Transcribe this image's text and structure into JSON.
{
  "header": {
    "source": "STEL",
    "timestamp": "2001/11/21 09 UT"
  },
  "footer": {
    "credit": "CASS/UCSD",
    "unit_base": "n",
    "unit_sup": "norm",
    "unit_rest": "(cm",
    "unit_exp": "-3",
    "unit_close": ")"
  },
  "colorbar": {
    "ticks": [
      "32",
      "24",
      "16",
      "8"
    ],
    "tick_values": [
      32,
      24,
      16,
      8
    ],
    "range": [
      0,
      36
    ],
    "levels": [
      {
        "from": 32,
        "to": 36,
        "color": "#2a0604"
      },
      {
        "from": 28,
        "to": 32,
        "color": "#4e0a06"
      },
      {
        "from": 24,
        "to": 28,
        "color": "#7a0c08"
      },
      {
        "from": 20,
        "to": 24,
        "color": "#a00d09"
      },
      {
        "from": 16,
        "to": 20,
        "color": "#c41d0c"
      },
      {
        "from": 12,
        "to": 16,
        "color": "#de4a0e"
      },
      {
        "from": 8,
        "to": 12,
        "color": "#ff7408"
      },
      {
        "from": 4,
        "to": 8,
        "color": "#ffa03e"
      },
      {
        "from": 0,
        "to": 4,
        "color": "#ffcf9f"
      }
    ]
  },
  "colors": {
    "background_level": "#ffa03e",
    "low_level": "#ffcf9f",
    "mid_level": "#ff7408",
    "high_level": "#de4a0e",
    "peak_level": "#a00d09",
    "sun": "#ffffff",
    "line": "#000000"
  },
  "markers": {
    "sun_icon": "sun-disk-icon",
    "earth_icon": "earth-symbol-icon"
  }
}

==*==

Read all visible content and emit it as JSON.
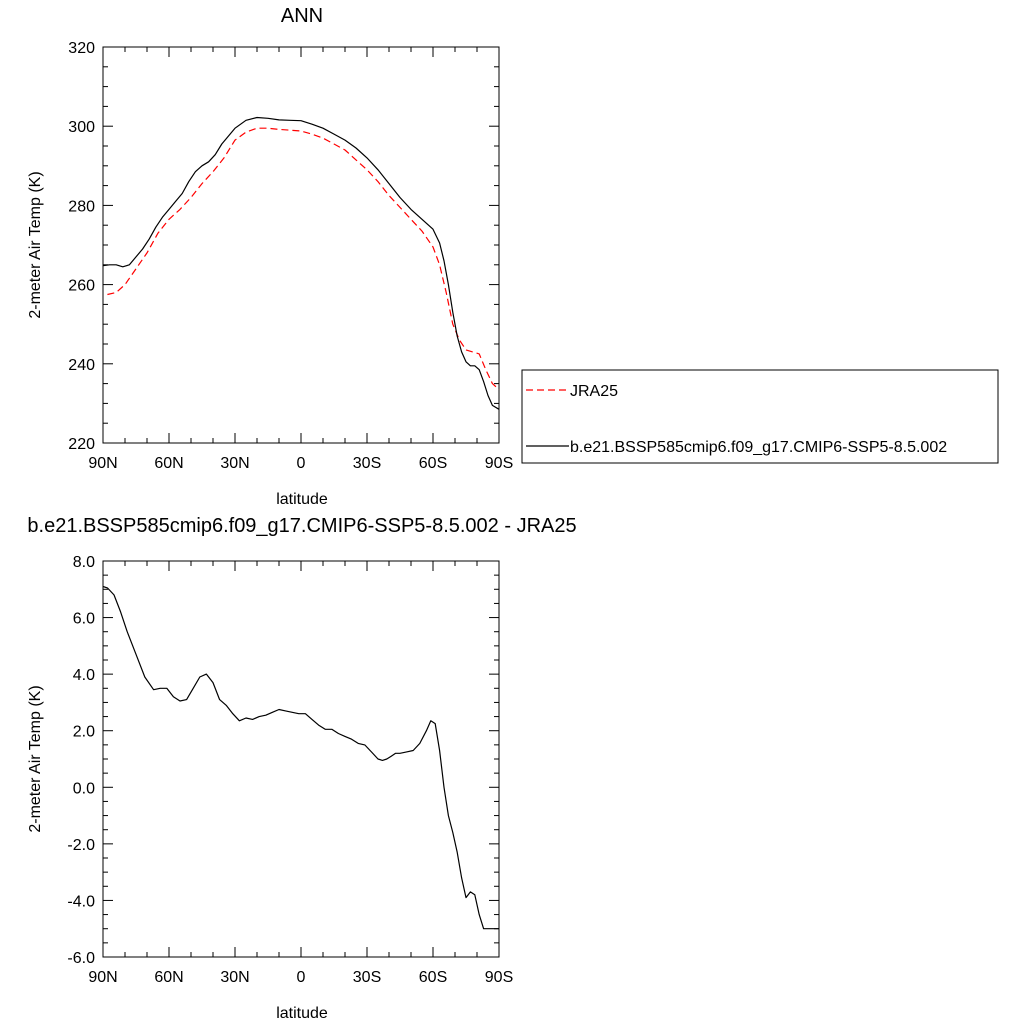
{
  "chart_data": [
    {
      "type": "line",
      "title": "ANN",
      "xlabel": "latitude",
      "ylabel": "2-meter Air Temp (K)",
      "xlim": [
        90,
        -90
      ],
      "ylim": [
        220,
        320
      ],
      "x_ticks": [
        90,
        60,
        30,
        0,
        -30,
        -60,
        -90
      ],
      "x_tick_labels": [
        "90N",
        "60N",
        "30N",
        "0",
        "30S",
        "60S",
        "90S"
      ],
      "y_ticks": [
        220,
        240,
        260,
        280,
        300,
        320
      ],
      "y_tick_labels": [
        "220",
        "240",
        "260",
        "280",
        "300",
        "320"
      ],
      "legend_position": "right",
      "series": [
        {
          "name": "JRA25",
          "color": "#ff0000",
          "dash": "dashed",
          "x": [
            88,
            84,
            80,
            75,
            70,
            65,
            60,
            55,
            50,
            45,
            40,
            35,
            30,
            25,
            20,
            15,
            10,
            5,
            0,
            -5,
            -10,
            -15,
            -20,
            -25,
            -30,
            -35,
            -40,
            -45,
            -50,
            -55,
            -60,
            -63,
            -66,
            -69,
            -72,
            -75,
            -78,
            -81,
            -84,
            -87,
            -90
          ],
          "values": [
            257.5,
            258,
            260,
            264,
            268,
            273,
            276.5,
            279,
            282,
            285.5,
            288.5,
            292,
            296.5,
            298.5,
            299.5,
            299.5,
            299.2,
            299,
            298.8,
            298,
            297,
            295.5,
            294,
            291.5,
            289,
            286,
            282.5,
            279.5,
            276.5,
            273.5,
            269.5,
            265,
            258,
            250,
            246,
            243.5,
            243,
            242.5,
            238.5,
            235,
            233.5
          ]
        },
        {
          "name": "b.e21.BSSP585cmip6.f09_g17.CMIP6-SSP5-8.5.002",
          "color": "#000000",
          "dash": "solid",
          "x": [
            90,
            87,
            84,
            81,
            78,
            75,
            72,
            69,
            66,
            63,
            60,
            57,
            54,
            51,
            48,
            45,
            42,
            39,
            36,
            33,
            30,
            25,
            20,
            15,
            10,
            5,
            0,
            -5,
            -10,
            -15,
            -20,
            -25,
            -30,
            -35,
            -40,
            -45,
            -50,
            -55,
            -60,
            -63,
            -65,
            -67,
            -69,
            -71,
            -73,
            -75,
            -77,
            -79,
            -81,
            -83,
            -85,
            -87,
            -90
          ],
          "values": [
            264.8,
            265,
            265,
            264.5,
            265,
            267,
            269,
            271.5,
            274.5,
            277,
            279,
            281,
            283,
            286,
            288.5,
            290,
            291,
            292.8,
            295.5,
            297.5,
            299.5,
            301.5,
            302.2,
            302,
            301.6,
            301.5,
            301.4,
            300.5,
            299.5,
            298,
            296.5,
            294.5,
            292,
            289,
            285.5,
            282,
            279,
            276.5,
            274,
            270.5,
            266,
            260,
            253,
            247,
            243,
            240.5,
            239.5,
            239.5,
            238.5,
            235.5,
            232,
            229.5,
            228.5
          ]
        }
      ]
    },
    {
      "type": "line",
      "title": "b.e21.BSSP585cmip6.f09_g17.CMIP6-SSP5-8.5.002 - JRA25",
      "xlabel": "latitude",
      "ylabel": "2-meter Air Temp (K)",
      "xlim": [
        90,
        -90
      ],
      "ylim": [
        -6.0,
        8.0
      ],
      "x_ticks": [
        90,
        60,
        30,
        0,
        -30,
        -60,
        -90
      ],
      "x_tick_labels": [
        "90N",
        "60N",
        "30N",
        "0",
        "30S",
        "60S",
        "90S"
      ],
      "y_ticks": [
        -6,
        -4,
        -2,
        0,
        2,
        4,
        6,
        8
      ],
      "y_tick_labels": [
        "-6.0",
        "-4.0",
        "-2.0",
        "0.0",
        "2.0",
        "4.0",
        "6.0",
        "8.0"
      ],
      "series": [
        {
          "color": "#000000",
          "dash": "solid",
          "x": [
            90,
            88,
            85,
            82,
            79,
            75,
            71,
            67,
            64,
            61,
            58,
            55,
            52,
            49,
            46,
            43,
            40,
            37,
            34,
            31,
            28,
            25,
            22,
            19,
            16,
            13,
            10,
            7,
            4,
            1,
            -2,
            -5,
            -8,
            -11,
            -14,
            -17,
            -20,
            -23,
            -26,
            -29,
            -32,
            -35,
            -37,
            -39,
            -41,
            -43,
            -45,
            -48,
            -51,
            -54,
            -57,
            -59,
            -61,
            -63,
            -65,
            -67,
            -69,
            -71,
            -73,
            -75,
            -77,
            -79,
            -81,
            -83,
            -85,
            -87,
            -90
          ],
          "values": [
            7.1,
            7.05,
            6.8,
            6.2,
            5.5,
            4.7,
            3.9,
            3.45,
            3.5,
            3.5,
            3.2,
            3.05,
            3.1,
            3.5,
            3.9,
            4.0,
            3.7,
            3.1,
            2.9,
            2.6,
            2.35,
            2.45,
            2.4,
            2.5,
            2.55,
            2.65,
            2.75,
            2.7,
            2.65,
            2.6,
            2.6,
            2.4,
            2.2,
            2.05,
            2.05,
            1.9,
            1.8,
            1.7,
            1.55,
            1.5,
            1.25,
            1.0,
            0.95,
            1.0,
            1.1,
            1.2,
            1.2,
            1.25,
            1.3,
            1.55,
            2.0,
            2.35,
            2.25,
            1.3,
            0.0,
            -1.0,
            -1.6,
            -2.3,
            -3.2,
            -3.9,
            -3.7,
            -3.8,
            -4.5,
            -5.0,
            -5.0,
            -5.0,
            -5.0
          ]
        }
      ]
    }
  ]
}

==*==

AIM »
Looking at the data above, show all lines where the word "JSON" occurs.

THE SOLUTION »
Transcribe this image's text and structure into JSON.
Read all visible content and emit it as JSON.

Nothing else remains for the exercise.